(Collected data entries)
□ □ □

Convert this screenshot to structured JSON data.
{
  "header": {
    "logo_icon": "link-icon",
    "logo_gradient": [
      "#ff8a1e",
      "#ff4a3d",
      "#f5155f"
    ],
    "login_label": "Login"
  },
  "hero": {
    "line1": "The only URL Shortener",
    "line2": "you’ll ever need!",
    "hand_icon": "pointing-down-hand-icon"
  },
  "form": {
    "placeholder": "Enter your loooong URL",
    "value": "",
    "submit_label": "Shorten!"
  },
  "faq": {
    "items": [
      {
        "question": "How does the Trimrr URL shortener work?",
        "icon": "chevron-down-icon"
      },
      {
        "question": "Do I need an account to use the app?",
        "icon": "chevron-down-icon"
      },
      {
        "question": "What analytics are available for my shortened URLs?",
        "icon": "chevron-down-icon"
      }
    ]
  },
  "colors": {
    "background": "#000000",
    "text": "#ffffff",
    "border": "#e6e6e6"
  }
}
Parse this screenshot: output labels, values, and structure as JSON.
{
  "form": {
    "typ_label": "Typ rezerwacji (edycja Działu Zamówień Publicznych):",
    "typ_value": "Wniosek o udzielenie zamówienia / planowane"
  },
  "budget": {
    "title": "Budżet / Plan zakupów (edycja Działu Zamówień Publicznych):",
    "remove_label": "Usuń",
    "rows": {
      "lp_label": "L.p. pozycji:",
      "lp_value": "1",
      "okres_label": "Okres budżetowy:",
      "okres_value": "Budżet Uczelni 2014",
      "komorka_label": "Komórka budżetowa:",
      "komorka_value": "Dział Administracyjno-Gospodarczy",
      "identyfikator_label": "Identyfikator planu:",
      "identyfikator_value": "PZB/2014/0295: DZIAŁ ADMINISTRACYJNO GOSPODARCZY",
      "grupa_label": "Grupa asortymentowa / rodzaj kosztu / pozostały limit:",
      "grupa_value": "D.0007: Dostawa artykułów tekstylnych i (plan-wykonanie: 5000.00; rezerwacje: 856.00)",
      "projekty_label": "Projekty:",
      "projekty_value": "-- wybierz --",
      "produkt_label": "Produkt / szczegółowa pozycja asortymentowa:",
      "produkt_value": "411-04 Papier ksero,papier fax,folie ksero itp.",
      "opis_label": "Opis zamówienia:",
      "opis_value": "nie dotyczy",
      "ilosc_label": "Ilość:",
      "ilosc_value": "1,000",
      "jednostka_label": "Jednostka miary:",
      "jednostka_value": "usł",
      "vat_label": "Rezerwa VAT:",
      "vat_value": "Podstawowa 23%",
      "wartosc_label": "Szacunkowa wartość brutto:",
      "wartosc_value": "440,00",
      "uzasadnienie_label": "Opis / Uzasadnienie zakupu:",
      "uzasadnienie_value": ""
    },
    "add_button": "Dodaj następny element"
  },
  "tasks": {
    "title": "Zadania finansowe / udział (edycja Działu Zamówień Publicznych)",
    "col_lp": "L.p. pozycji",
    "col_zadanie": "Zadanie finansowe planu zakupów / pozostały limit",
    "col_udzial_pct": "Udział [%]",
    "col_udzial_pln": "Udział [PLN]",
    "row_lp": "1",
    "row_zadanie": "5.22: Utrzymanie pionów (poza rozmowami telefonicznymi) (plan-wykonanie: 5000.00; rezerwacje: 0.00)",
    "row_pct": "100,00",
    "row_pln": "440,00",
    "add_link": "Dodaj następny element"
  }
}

□ □ □

**Set task**
For the listing above, identify each line bearing "zakupów".

**Task response**
    "title": "Budżet / Plan zakupów (edycja Działu Zamówień Publicznych):",
    "col_zadanie": "Zadanie finansowe planu zakupów / pozostały limit",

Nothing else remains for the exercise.